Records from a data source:
--- Begin ---

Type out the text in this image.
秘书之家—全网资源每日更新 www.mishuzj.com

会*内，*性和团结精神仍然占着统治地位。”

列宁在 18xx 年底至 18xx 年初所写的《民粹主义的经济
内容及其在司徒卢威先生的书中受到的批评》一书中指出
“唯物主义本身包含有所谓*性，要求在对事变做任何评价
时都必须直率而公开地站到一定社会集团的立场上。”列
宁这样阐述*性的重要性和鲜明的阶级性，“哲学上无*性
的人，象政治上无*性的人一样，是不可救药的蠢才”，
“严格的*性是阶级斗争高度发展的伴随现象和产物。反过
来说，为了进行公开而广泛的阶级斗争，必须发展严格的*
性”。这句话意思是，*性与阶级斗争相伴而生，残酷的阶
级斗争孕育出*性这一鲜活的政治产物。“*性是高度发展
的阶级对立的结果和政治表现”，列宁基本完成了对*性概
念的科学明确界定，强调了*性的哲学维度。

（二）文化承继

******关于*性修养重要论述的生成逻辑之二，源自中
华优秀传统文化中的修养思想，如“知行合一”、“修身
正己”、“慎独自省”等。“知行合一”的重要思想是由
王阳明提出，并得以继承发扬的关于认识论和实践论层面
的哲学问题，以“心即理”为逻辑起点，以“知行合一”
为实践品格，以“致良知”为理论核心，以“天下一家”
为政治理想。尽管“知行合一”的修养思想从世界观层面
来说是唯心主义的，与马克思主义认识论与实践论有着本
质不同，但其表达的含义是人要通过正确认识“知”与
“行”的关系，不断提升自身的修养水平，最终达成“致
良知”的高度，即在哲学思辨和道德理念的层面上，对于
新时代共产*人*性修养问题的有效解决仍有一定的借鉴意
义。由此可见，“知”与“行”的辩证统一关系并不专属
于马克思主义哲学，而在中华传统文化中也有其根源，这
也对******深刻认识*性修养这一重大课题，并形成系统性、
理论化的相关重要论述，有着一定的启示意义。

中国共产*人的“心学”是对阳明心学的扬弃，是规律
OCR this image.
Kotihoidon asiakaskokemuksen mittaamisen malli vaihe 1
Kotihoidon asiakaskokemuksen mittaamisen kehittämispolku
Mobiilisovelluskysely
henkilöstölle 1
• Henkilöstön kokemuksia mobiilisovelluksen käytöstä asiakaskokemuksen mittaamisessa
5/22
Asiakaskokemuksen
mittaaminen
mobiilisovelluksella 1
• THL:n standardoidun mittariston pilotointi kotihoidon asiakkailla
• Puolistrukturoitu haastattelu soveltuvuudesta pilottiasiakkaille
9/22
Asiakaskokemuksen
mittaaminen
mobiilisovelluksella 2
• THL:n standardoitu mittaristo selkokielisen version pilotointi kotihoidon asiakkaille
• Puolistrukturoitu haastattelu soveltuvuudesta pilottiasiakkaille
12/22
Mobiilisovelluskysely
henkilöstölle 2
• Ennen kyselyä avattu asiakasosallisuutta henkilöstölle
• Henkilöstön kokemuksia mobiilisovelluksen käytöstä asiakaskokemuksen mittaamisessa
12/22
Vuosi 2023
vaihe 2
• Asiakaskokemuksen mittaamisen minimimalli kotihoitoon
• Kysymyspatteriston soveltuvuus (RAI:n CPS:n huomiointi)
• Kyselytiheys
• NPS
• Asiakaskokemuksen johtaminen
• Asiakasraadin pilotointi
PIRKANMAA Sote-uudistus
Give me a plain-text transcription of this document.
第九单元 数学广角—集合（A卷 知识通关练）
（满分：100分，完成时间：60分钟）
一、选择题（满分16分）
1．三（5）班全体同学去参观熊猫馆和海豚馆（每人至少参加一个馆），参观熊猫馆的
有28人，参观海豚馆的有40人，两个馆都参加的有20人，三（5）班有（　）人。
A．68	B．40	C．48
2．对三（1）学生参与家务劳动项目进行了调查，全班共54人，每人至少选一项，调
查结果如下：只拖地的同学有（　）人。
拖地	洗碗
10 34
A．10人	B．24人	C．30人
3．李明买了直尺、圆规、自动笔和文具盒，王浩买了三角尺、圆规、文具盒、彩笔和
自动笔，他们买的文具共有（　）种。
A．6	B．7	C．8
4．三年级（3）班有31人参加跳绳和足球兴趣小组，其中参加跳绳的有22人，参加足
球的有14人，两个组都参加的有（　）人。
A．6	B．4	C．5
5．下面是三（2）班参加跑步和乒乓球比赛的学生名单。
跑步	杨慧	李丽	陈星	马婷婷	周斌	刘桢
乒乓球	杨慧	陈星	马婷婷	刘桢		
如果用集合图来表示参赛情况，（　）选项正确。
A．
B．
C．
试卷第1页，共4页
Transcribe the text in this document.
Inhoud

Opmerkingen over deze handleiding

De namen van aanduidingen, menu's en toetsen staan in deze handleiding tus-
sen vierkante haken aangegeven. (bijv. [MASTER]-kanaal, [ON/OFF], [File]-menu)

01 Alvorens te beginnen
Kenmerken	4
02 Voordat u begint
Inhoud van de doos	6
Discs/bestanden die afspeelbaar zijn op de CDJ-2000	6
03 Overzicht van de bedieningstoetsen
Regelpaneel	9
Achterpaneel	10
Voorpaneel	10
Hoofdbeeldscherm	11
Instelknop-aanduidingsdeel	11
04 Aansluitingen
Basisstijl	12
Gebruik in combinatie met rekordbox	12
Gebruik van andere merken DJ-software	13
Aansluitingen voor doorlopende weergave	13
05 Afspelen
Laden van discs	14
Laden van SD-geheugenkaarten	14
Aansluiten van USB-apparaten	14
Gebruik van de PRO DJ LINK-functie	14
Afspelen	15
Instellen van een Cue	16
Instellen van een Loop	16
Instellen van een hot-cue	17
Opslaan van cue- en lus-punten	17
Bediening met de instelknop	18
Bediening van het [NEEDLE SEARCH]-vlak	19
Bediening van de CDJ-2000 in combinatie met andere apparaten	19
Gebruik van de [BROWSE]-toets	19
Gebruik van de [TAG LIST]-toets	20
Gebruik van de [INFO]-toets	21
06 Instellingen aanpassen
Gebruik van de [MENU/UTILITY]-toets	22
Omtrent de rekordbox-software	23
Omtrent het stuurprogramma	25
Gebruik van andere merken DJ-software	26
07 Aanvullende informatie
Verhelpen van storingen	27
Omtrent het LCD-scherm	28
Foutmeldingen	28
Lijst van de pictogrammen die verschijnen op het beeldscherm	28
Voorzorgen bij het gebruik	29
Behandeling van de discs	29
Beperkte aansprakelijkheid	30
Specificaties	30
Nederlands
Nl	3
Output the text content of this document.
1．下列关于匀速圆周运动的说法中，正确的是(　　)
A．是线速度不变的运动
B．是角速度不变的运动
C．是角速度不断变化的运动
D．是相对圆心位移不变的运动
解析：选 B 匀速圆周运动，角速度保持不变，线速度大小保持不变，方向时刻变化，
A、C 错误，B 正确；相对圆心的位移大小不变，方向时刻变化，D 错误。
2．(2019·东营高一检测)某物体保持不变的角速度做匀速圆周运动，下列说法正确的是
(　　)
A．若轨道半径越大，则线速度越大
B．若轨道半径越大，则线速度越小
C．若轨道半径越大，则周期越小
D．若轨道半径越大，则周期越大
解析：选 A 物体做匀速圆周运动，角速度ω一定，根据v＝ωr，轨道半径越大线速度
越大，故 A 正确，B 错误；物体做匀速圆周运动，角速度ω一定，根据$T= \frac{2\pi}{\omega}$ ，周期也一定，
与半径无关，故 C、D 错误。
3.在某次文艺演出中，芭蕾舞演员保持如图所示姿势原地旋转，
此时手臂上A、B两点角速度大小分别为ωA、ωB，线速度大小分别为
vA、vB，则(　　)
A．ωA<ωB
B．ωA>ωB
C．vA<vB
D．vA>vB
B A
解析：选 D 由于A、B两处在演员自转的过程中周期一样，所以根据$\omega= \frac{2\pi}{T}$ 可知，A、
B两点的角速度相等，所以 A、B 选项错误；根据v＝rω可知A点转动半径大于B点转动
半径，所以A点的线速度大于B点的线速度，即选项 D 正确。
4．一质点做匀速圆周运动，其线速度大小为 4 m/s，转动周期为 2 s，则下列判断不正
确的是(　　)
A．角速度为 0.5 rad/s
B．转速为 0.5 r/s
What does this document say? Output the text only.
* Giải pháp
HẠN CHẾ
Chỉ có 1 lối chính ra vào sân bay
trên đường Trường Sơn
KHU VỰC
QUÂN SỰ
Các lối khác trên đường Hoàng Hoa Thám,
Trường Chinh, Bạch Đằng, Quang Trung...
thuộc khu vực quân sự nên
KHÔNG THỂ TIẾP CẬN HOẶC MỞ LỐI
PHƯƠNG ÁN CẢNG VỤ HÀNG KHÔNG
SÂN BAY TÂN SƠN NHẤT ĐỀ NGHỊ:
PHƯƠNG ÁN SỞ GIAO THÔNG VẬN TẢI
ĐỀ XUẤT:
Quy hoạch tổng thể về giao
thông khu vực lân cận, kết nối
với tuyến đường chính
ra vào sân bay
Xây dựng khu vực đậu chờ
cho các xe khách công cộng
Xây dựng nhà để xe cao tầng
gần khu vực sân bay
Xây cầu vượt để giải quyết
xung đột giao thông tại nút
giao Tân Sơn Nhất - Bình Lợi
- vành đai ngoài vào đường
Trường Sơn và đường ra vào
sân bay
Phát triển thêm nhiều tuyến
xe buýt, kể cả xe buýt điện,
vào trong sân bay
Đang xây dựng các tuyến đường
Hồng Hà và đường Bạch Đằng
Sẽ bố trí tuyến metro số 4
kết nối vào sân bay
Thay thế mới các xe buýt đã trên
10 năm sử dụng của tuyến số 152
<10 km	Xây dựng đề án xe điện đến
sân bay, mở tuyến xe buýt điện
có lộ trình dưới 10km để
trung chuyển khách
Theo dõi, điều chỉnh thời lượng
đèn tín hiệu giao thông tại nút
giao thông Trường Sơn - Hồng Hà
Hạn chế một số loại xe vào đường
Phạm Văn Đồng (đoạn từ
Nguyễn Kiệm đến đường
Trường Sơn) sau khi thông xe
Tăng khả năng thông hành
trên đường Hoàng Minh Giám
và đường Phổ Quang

--- End ---

Return every line containing "角速度ω一定".

» PROBLEM SOLUTION
解析：选 A 物体做匀速圆周运动，角速度ω一定，根据v＝ωr，轨道半径越大线速度
越大，故 A 正确，B 错误；物体做匀速圆周运动，角速度ω一定，根据$T= \frac{2\pi}{\omega}$ ，周期也一定，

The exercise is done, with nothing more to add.